TASK DIRECTIONS:
Find every line of the listing below where "moins" appears, and copy it.

start DATASET ROWS

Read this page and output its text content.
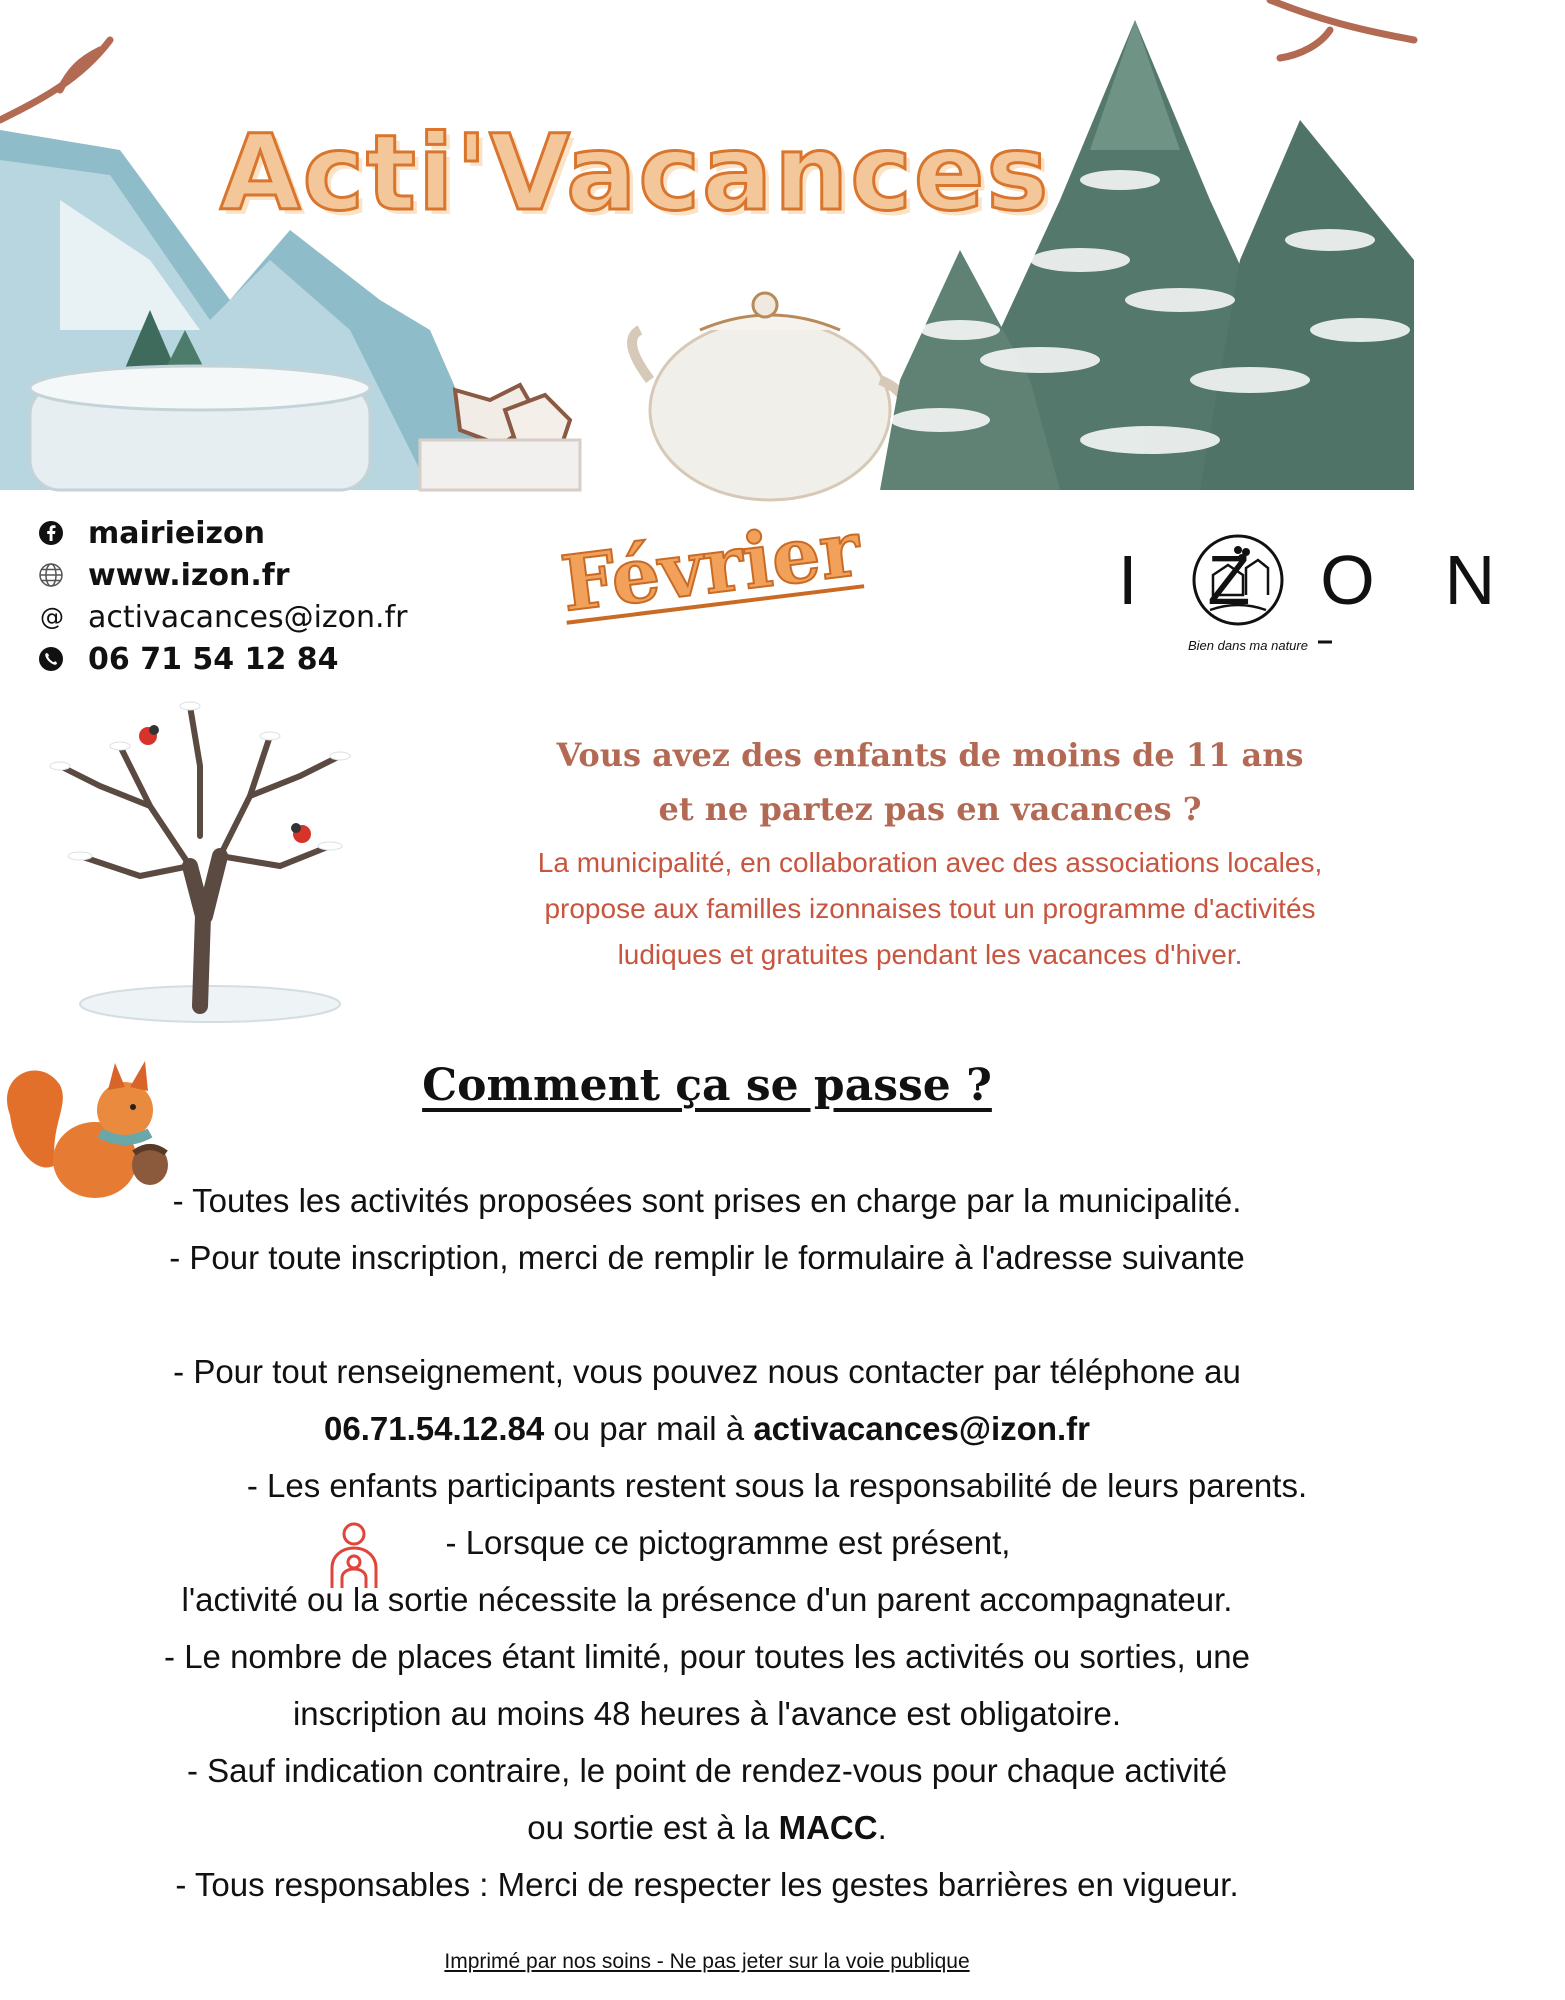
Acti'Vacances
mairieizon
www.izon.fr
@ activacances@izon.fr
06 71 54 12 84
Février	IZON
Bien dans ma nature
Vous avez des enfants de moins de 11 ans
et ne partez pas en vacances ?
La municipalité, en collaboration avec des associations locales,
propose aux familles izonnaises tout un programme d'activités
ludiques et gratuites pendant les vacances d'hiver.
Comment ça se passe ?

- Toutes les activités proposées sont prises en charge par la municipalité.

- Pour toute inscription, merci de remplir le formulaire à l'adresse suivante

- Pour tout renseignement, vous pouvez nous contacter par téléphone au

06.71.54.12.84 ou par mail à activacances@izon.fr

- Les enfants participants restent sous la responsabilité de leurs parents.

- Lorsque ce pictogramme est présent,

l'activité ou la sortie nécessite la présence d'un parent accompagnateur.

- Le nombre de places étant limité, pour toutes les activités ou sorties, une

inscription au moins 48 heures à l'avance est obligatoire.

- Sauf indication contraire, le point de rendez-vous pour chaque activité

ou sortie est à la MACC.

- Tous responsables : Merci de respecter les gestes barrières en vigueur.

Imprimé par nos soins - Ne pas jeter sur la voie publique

end DATASET ROWS

FINISHED EXERCISE:
Vous avez des enfants de moins de 11 ans
inscription au moins 48 heures à l'avance est obligatoire.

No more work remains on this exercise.